═════ STORED RECORDS
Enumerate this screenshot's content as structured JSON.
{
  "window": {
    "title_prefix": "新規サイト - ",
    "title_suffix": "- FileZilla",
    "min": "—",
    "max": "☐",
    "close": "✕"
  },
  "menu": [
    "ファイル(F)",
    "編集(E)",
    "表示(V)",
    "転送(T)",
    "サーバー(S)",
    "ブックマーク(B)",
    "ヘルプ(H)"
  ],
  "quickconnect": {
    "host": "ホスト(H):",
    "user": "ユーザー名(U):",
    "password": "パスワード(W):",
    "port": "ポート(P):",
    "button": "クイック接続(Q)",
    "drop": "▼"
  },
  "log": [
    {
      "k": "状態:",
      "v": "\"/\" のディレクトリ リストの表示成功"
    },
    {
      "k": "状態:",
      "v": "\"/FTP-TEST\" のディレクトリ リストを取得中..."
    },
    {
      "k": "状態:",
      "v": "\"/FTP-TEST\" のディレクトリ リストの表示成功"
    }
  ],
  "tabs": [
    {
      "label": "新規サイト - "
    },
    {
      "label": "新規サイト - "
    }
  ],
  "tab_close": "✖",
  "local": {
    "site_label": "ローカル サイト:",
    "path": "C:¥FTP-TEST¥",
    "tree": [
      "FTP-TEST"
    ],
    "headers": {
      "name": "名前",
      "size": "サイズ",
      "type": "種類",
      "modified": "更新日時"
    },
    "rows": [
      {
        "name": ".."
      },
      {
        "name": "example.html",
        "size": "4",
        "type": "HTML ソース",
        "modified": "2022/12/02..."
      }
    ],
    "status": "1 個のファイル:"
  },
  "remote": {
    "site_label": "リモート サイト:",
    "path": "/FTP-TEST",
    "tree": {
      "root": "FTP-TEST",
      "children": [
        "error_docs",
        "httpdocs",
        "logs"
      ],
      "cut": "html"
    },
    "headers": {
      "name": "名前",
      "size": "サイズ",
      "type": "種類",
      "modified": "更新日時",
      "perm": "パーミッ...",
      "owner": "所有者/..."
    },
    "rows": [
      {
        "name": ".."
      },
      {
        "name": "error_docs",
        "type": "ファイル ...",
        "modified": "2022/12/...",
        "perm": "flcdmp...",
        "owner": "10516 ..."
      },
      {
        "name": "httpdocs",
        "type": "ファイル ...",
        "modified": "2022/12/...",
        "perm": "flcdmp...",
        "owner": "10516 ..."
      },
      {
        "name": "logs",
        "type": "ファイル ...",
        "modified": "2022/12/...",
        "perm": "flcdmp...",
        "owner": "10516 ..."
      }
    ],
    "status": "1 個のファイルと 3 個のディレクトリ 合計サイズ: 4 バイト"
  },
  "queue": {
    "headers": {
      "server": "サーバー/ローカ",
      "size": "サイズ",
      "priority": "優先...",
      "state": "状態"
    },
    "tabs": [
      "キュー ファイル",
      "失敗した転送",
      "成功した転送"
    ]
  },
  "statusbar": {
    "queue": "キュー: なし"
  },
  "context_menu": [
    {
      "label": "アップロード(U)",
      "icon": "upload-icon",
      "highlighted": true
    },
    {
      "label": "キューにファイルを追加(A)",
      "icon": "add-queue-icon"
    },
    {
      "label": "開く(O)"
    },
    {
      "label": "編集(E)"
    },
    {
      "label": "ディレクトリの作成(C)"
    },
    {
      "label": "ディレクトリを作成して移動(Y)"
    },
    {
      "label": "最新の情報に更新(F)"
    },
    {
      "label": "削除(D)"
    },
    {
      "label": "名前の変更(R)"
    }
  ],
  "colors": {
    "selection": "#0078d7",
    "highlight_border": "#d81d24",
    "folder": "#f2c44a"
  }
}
══════════
§ **WHAT TO DO**
What do the records say? Quote them all exactly.

§ **WORKED SOLUTION**
Enumerate this screenshot's content as structured JSON.
{
  "window": {
    "title_prefix": "新規サイト - ",
    "title_suffix": "- FileZilla",
    "min": "—",
    "max": "☐",
    "close": "✕"
  },
  "menu": [
    "ファイル(F)",
    "編集(E)",
    "表示(V)",
    "転送(T)",
    "サーバー(S)",
    "ブックマーク(B)",
    "ヘルプ(H)"
  ],
  "quickconnect": {
    "host": "ホスト(H):",
    "user": "ユーザー名(U):",
    "password": "パスワード(W):",
    "port": "ポート(P):",
    "button": "クイック接続(Q)",
    "drop": "▼"
  },
  "log": [
    {
      "k": "状態:",
      "v": "\"/\" のディレクトリ リストの表示成功"
    },
    {
      "k": "状態:",
      "v": "\"/FTP-TEST\" のディレクトリ リストを取得中..."
    },
    {
      "k": "状態:",
      "v": "\"/FTP-TEST\" のディレクトリ リストの表示成功"
    }
  ],
  "tabs": [
    {
      "label": "新規サイト - "
    },
    {
      "label": "新規サイト - "
    }
  ],
  "tab_close": "✖",
  "local": {
    "site_label": "ローカル サイト:",
    "path": "C:¥FTP-TEST¥",
    "tree": [
      "FTP-TEST"
    ],
    "headers": {
      "name": "名前",
      "size": "サイズ",
      "type": "種類",
      "modified": "更新日時"
    },
    "rows": [
      {
        "name": ".."
      },
      {
        "name": "example.html",
        "size": "4",
        "type": "HTML ソース",
        "modified": "2022/12/02..."
      }
    ],
    "status": "1 個のファイル:"
  },
  "remote": {
    "site_label": "リモート サイト:",
    "path": "/FTP-TEST",
    "tree": {
      "root": "FTP-TEST",
      "children": [
        "error_docs",
        "httpdocs",
        "logs"
      ],
      "cut": "html"
    },
    "headers": {
      "name": "名前",
      "size": "サイズ",
      "type": "種類",
      "modified": "更新日時",
      "perm": "パーミッ...",
      "owner": "所有者/..."
    },
    "rows": [
      {
        "name": ".."
      },
      {
        "name": "error_docs",
        "type": "ファイル ...",
        "modified": "2022/12/...",
        "perm": "flcdmp...",
        "owner": "10516 ..."
      },
      {
        "name": "httpdocs",
        "type": "ファイル ...",
        "modified": "2022/12/...",
        "perm": "flcdmp...",
        "owner": "10516 ..."
      },
      {
        "name": "logs",
        "type": "ファイル ...",
        "modified": "2022/12/...",
        "perm": "flcdmp...",
        "owner": "10516 ..."
      }
    ],
    "status": "1 個のファイルと 3 個のディレクトリ 合計サイズ: 4 バイト"
  },
  "queue": {
    "headers": {
      "server": "サーバー/ローカ",
      "size": "サイズ",
      "priority": "優先...",
      "state": "状態"
    },
    "tabs": [
      "キュー ファイル",
      "失敗した転送",
      "成功した転送"
    ]
  },
  "statusbar": {
    "queue": "キュー: なし"
  },
  "context_menu": [
    {
      "label": "アップロード(U)",
      "icon": "upload-icon",
      "highlighted": true
    },
    {
      "label": "キューにファイルを追加(A)",
      "icon": "add-queue-icon"
    },
    {
      "label": "開く(O)"
    },
    {
      "label": "編集(E)"
    },
    {
      "label": "ディレクトリの作成(C)"
    },
    {
      "label": "ディレクトリを作成して移動(Y)"
    },
    {
      "label": "最新の情報に更新(F)"
    },
    {
      "label": "削除(D)"
    },
    {
      "label": "名前の変更(R)"
    }
  ],
  "colors": {
    "selection": "#0078d7",
    "highlight_border": "#d81d24",
    "folder": "#f2c44a"
  }
}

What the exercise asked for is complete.